[Begin MATERIALS PROVIDED]
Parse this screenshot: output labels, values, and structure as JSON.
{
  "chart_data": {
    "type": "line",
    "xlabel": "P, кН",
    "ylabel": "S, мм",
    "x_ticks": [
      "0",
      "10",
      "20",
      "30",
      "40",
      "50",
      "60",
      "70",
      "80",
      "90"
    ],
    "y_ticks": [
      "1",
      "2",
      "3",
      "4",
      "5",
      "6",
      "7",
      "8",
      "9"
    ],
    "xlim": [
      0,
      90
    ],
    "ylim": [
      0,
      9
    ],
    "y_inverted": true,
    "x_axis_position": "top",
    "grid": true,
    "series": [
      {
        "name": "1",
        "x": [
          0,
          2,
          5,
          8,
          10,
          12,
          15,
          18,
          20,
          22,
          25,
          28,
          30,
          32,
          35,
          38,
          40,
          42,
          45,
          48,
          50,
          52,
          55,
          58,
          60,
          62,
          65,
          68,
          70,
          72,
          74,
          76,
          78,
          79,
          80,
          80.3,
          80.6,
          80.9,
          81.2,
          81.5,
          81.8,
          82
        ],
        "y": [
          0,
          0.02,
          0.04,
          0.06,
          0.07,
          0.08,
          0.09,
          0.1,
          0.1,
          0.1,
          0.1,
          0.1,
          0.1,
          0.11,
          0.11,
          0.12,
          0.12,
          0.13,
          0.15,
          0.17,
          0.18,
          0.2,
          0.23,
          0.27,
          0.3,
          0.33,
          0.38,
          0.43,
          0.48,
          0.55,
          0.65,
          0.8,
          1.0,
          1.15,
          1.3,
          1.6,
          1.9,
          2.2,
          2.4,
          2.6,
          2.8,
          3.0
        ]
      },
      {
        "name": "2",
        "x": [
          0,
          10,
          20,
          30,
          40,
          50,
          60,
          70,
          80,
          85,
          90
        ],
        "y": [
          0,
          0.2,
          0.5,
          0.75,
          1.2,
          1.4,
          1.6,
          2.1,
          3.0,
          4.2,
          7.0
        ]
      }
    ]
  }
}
[End MATERIALS PROVIDED]
Extract every entry above as it appears.

▸ WRITTEN RESPONSE:
Parse this screenshot: output labels, values, and structure as JSON.
{
  "chart_data": {
    "type": "line",
    "xlabel": "P, кН",
    "ylabel": "S, мм",
    "x_ticks": [
      "0",
      "10",
      "20",
      "30",
      "40",
      "50",
      "60",
      "70",
      "80",
      "90"
    ],
    "y_ticks": [
      "1",
      "2",
      "3",
      "4",
      "5",
      "6",
      "7",
      "8",
      "9"
    ],
    "xlim": [
      0,
      90
    ],
    "ylim": [
      0,
      9
    ],
    "y_inverted": true,
    "x_axis_position": "top",
    "grid": true,
    "series": [
      {
        "name": "1",
        "x": [
          0,
          2,
          5,
          8,
          10,
          12,
          15,
          18,
          20,
          22,
          25,
          28,
          30,
          32,
          35,
          38,
          40,
          42,
          45,
          48,
          50,
          52,
          55,
          58,
          60,
          62,
          65,
          68,
          70,
          72,
          74,
          76,
          78,
          79,
          80,
          80.3,
          80.6,
          80.9,
          81.2,
          81.5,
          81.8,
          82
        ],
        "y": [
          0,
          0.02,
          0.04,
          0.06,
          0.07,
          0.08,
          0.09,
          0.1,
          0.1,
          0.1,
          0.1,
          0.1,
          0.1,
          0.11,
          0.11,
          0.12,
          0.12,
          0.13,
          0.15,
          0.17,
          0.18,
          0.2,
          0.23,
          0.27,
          0.3,
          0.33,
          0.38,
          0.43,
          0.48,
          0.55,
          0.65,
          0.8,
          1.0,
          1.15,
          1.3,
          1.6,
          1.9,
          2.2,
          2.4,
          2.6,
          2.8,
          3.0
        ]
      },
      {
        "name": "2",
        "x": [
          0,
          10,
          20,
          30,
          40,
          50,
          60,
          70,
          80,
          85,
          90
        ],
        "y": [
          0,
          0.2,
          0.5,
          0.75,
          1.2,
          1.4,
          1.6,
          2.1,
          3.0,
          4.2,
          7.0
        ]
      }
    ]
  }
}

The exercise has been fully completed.